**Exercise brief:** Extract the text of each entry below exactly, leaving every image behind.

**Data items:**
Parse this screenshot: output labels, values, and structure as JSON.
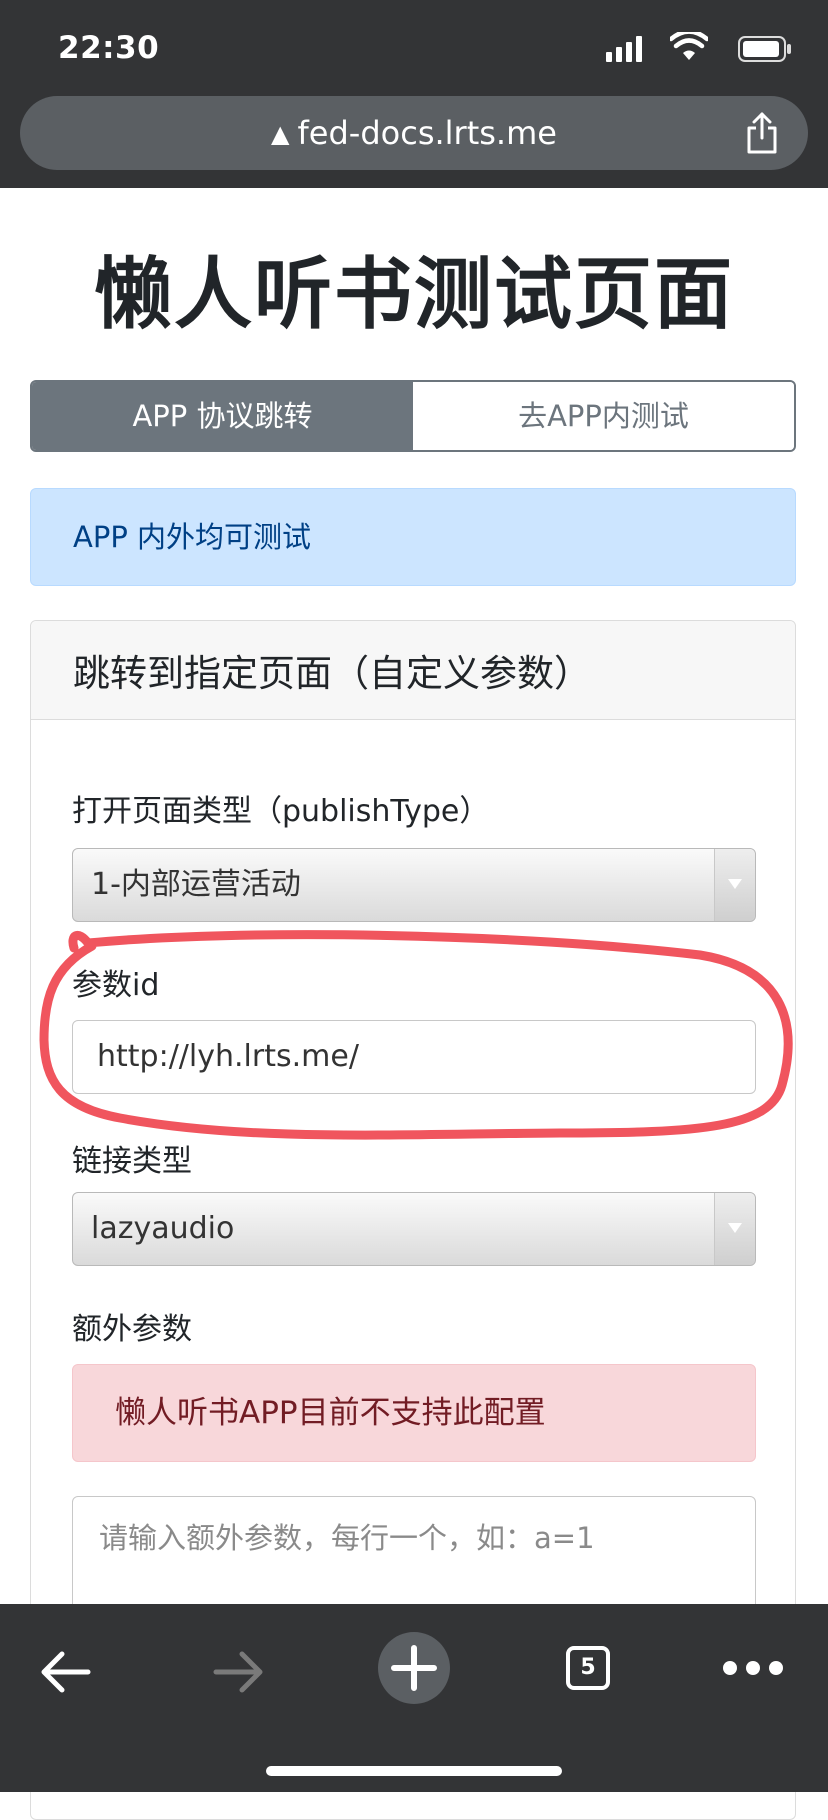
{
  "status_bar": {
    "time": "22:30"
  },
  "browser": {
    "url": "fed-docs.lrts.me",
    "tab_count": "5"
  },
  "page": {
    "title": "懒人听书测试页面",
    "tabs": [
      {
        "label": "APP 协议跳转",
        "active": true
      },
      {
        "label": "去APP内测试",
        "active": false
      }
    ],
    "info_alert": "APP 内外均可测试",
    "card": {
      "header": "跳转到指定页面（自定义参数）",
      "publish_type": {
        "label": "打开页面类型（publishType）",
        "value": "1-内部运营活动"
      },
      "param_id": {
        "label": "参数id",
        "value": "http://lyh.lrts.me/"
      },
      "link_type": {
        "label": "链接类型",
        "value": "lazyaudio"
      },
      "extra_params": {
        "label": "额外参数",
        "warning": "懒人听书APP目前不支持此配置",
        "placeholder": "请输入额外参数，每行一个，如：a=1"
      }
    }
  },
  "colors": {
    "chrome": "#333436",
    "tab_active": "#6c757d",
    "info_bg": "#cce5ff",
    "danger_bg": "#f8d7da",
    "annotation": "#f0555e"
  }
}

**Output:**
Parse this screenshot: output labels, values, and structure as JSON.
{
  "status_bar": {
    "time": "22:30"
  },
  "browser": {
    "url": "fed-docs.lrts.me",
    "tab_count": "5"
  },
  "page": {
    "title": "懒人听书测试页面",
    "tabs": [
      {
        "label": "APP 协议跳转",
        "active": true
      },
      {
        "label": "去APP内测试",
        "active": false
      }
    ],
    "info_alert": "APP 内外均可测试",
    "card": {
      "header": "跳转到指定页面（自定义参数）",
      "publish_type": {
        "label": "打开页面类型（publishType）",
        "value": "1-内部运营活动"
      },
      "param_id": {
        "label": "参数id",
        "value": "http://lyh.lrts.me/"
      },
      "link_type": {
        "label": "链接类型",
        "value": "lazyaudio"
      },
      "extra_params": {
        "label": "额外参数",
        "warning": "懒人听书APP目前不支持此配置",
        "placeholder": "请输入额外参数，每行一个，如：a=1"
      }
    }
  },
  "colors": {
    "chrome": "#333436",
    "tab_active": "#6c757d",
    "info_bg": "#cce5ff",
    "danger_bg": "#f8d7da",
    "annotation": "#f0555e"
  }
}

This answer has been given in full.